Set problem A: Name every business segment that the FTI Consulting investment write-up credits with a share of 2023 consolidated revenues.

Source extract:
☆ ☆ ☆

Investment thesis
Growth with low risk is a description that captures the essence of FTI Consulting, Inc. (NYSE:FCN). The company works with many large and prominent clients in the legal, banking, Fortune 100, and private equity firms.
Since going public in 1996, its share price has grown 24-fold in 28 years. It has the competitive advantages, financial resources, and strategy to continue that growth. Based on those elements, I rate FTI a Buy.
About FTI
The company was founded in 1982 under the name Forensic Technologies International, with a mandate to provide expert witnesses for litigation. It went public in 1996, changed its name in 1998 and then began trading on the New York Stock Exchange.
In 1996, its initial price was $8.50; on April 2, 2024, the stock closed at $207.31. That’s what investing legend Peter Lynch would call a 24-bagger–in just 28 years. In more technical terms, it has had a compound annual growth rate of 12.06%.
Today, the company operates across many areas of business, as outlined in the following chart:
Corporate Finance & Restructuring made the biggest 2023 contribution to consolidated revenues with a 39% share; Economic Consulting provided 22%; Forensic and Litigation Consulting contributed 19%; Technology 11%; and Strategic Communications provided 9%.
FTI operates globally but derives the largest proportion of its revenue at home in the U.S. Domestic operations brought in 63% of revenue in 2023, while 37% was derived internationally.
On April 2, 2024, its share price was $207.31, and its market cap was $7.27 billion.
Competition and competitive advantages
Because of the multi-faceted character of its business, FTI competes with different companies, depending on the nature of the consulting briefs. It reported in the 10-K for 2023 that competitors include global accounting firms, large management and consulting firms, investment bankers, information technology consultants, and software companies.
It also argued that its businesses are themselves highly competitive, based on “the breadth of our services, the quality of our work, the prominence of our professionals, our geographic reach, our reputation and performance record, our specific industry expertise, our ability to staff multiple significant engagements across disciplines and industries in multiple locations, and our strong client relationships.”
To back up that claim, it pointed out in the investor presentation that it advises 98 of the world’s top 100 law firms, works with 83 of the Fortune Global 100 corporations, consults with 38 of the world’s top 50 bank holding companies, and is an advisor to 64 of the top 199 firms on the Private Equity International 300 list.
Its competitive advantages include the recognition that many of its professionals are regarded as leaders in their fields; each of its practice areas is highly specialized and we would expect professionals to know or know of the experts. Those experts include two Nobel Laureates.
Client needs for integrated solutions give it an edge because of the depth and breadth of its segments. With its diverse group of specialties, it will be able to reach experts in many fields without needing to use outside consultants.

☆ ☆ ☆

Set problem B: Recast the listing as a numbered list, from the line with "I need the location" up to and including the line with "220, 307, 236)", skipping blank lines. Leave the pictures out.

Exercise inputs:
☆ ☆ ☆

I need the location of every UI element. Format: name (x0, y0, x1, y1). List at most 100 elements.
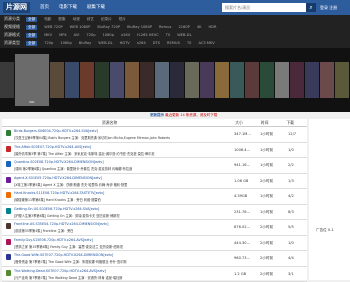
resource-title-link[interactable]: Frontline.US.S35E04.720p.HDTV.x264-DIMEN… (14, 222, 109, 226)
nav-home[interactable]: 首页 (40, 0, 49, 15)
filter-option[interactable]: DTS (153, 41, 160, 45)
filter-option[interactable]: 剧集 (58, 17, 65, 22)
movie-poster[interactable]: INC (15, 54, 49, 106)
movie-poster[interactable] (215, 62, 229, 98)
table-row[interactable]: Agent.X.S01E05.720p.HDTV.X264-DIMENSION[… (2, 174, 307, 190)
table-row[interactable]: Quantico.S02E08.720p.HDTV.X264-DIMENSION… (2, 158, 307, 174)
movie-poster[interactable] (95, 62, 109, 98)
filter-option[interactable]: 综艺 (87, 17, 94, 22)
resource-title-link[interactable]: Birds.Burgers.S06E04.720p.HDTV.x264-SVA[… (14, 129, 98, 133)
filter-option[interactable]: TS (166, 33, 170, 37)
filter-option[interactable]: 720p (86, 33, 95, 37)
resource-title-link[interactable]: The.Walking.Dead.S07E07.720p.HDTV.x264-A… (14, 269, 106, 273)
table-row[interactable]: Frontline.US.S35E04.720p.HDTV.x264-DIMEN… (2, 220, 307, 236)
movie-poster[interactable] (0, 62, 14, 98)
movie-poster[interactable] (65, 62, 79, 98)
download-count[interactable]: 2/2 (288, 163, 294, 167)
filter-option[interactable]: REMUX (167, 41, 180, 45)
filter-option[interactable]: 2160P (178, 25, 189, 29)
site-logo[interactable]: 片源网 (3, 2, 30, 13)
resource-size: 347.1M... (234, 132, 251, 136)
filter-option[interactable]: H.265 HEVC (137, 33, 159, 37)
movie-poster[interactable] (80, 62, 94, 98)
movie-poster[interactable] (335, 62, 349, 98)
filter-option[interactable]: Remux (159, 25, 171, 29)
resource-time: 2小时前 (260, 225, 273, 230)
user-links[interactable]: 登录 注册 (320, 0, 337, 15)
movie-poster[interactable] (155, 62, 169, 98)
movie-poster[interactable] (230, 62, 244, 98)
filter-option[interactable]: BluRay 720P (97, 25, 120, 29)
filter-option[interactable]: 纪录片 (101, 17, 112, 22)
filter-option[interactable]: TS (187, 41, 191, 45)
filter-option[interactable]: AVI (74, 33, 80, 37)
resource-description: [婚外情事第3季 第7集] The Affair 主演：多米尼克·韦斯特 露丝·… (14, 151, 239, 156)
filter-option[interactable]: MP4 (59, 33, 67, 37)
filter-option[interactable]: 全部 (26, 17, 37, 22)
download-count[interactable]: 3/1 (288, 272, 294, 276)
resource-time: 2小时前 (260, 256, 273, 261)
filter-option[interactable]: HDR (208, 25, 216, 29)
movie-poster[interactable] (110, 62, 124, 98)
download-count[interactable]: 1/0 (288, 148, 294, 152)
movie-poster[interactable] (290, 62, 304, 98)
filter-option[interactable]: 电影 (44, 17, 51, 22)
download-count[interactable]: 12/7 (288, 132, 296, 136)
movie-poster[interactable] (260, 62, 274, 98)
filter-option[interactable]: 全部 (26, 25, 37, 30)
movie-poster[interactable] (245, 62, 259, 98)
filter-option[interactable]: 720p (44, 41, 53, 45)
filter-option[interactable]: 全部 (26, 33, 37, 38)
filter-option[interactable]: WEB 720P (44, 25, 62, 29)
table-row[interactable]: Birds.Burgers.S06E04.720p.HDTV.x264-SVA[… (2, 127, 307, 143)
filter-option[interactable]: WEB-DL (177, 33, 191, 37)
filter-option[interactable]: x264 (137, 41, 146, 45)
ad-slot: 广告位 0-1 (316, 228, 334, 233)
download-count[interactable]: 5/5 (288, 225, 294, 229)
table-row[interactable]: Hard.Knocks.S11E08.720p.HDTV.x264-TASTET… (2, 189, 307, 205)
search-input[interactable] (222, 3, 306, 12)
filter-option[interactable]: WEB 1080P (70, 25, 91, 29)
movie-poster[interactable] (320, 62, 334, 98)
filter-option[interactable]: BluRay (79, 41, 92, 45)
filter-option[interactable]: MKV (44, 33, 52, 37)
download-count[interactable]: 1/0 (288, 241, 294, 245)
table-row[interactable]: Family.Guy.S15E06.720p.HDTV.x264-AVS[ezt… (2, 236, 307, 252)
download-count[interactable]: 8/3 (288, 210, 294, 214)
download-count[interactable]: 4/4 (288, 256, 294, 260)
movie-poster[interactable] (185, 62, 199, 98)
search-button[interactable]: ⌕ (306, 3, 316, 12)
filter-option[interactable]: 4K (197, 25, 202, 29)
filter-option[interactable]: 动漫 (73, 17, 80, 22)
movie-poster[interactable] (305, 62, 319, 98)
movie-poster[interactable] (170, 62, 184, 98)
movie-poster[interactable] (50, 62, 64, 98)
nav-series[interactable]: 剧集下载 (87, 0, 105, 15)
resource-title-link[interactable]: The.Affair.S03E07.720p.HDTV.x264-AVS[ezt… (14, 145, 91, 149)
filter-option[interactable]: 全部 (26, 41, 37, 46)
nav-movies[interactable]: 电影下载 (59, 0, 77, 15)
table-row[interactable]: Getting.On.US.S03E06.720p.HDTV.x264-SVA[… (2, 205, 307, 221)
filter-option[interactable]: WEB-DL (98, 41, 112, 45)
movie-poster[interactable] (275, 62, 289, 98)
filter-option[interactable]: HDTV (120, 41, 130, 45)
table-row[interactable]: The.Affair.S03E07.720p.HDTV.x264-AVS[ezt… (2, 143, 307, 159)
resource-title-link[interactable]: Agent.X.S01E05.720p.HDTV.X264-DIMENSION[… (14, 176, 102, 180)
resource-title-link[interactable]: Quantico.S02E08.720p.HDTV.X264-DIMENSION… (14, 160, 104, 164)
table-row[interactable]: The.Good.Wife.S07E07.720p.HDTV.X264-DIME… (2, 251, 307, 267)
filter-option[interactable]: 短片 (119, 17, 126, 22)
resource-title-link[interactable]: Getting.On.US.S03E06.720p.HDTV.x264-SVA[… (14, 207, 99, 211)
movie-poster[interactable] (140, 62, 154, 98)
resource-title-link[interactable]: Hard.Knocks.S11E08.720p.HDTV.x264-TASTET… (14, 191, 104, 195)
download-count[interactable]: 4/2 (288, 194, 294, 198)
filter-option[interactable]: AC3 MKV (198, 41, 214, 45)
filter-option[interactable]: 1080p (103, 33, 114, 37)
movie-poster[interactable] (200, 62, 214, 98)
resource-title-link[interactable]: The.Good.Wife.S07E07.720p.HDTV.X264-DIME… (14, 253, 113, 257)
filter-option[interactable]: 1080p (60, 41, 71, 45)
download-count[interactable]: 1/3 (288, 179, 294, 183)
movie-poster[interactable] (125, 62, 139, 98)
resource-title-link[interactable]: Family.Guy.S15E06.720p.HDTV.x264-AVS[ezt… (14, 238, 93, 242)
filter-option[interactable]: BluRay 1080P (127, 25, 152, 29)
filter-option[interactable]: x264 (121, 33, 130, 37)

☆ ☆ ☆

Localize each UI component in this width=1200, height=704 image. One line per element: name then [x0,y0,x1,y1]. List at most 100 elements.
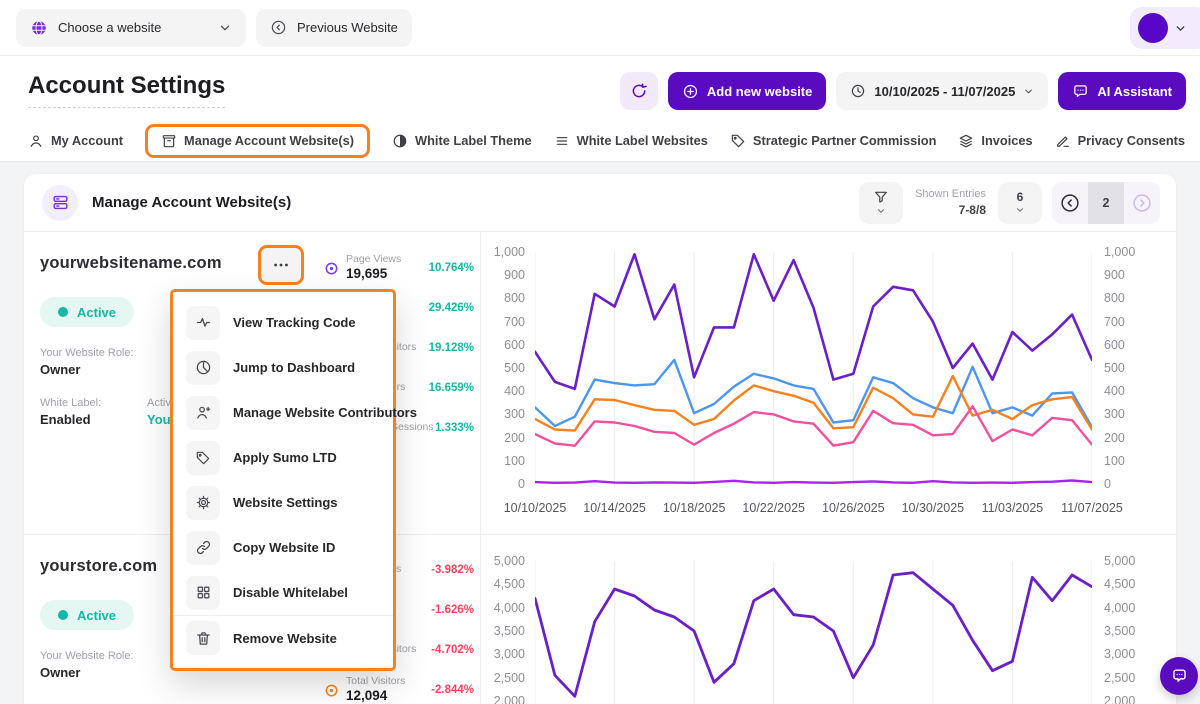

☆ ☆ ☆

Exercise answer A:
- Corporate Finance & Restructuring
- Economic Consulting
- Forensic and Litigation Consulting
- Technology
- Strategic Communications

Exercise answer B:
1. I need the location of every UI element. Format: name (x0, y0, x1, y1). List at most 100 elements.
2. resource-title-link[interactable]: Frontline.US.S35E04.720p.HDTV.x264-DIMEN… (14, 222, 109, 226)
3. nav-home[interactable]: 首页 (40, 0, 49, 15)
4. filter-option[interactable]: DTS (153, 41, 160, 45)
5. filter-option[interactable]: 剧集 (58, 17, 65, 22)
6. movie-poster[interactable]: INC (15, 54, 49, 106)
7. movie-poster[interactable] (215, 62, 229, 98)
8. table-row[interactable]: Agent.X.S01E05.720p.HDTV.X264-DIMENSION[… (2, 174, 307, 190)
9. table-row[interactable]: Quantico.S02E08.720p.HDTV.X264-DIMENSION… (2, 158, 307, 174)
10. movie-poster[interactable] (95, 62, 109, 98)
11. filter-option[interactable]: 综艺 (87, 17, 94, 22)
12. resource-title-link[interactable]: Birds.Burgers.S06E04.720p.HDTV.x264-SVA[… (14, 129, 98, 133)
13. filter-option[interactable]: TS (166, 33, 170, 37)
14. filter-option[interactable]: 720p (86, 33, 95, 37)
15. resource-title-link[interactable]: The.Walking.Dead.S07E07.720p.HDTV.x264-A… (14, 269, 106, 273)
16. table-row[interactable]: Frontline.US.S35E04.720p.HDTV.x264-DIMEN… (2, 220, 307, 236)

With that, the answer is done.